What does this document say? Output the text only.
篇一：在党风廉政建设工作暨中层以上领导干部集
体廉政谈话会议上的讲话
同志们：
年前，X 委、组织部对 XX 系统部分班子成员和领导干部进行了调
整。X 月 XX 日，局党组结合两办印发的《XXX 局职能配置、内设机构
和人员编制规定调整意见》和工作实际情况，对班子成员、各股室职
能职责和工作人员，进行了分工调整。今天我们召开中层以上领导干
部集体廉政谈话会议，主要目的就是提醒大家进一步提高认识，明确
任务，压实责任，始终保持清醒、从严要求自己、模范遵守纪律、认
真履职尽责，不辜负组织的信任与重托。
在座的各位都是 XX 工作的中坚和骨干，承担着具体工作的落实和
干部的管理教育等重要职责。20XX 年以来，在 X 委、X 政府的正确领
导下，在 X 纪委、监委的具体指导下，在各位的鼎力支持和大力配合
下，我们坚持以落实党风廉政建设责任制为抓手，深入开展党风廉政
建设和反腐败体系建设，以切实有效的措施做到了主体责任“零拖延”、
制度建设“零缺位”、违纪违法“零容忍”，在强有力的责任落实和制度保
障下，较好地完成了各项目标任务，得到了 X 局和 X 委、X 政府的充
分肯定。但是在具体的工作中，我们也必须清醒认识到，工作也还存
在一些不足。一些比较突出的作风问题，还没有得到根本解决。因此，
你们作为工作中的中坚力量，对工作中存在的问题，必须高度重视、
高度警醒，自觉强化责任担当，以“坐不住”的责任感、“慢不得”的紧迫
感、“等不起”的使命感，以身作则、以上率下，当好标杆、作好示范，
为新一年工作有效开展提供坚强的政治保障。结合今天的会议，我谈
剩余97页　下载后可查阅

---------------

• PROMPT: Restate the whole listing exactly.

• WRITTEN SOLUTION:
What does this document say? Output the text only.
篇一：在党风廉政建设工作暨中层以上领导干部集
体廉政谈话会议上的讲话
同志们：
年前，X 委、组织部对 XX 系统部分班子成员和领导干部进行了调
整。X 月 XX 日，局党组结合两办印发的《XXX 局职能配置、内设机构
和人员编制规定调整意见》和工作实际情况，对班子成员、各股室职
能职责和工作人员，进行了分工调整。今天我们召开中层以上领导干
部集体廉政谈话会议，主要目的就是提醒大家进一步提高认识，明确
任务，压实责任，始终保持清醒、从严要求自己、模范遵守纪律、认
真履职尽责，不辜负组织的信任与重托。
在座的各位都是 XX 工作的中坚和骨干，承担着具体工作的落实和
干部的管理教育等重要职责。20XX 年以来，在 X 委、X 政府的正确领
导下，在 X 纪委、监委的具体指导下，在各位的鼎力支持和大力配合
下，我们坚持以落实党风廉政建设责任制为抓手，深入开展党风廉政
建设和反腐败体系建设，以切实有效的措施做到了主体责任“零拖延”、
制度建设“零缺位”、违纪违法“零容忍”，在强有力的责任落实和制度保
障下，较好地完成了各项目标任务，得到了 X 局和 X 委、X 政府的充
分肯定。但是在具体的工作中，我们也必须清醒认识到，工作也还存
在一些不足。一些比较突出的作风问题，还没有得到根本解决。因此，
你们作为工作中的中坚力量，对工作中存在的问题，必须高度重视、
高度警醒，自觉强化责任担当，以“坐不住”的责任感、“慢不得”的紧迫
感、“等不起”的使命感，以身作则、以上率下，当好标杆、作好示范，
为新一年工作有效开展提供坚强的政治保障。结合今天的会议，我谈
剩余97页　下载后可查阅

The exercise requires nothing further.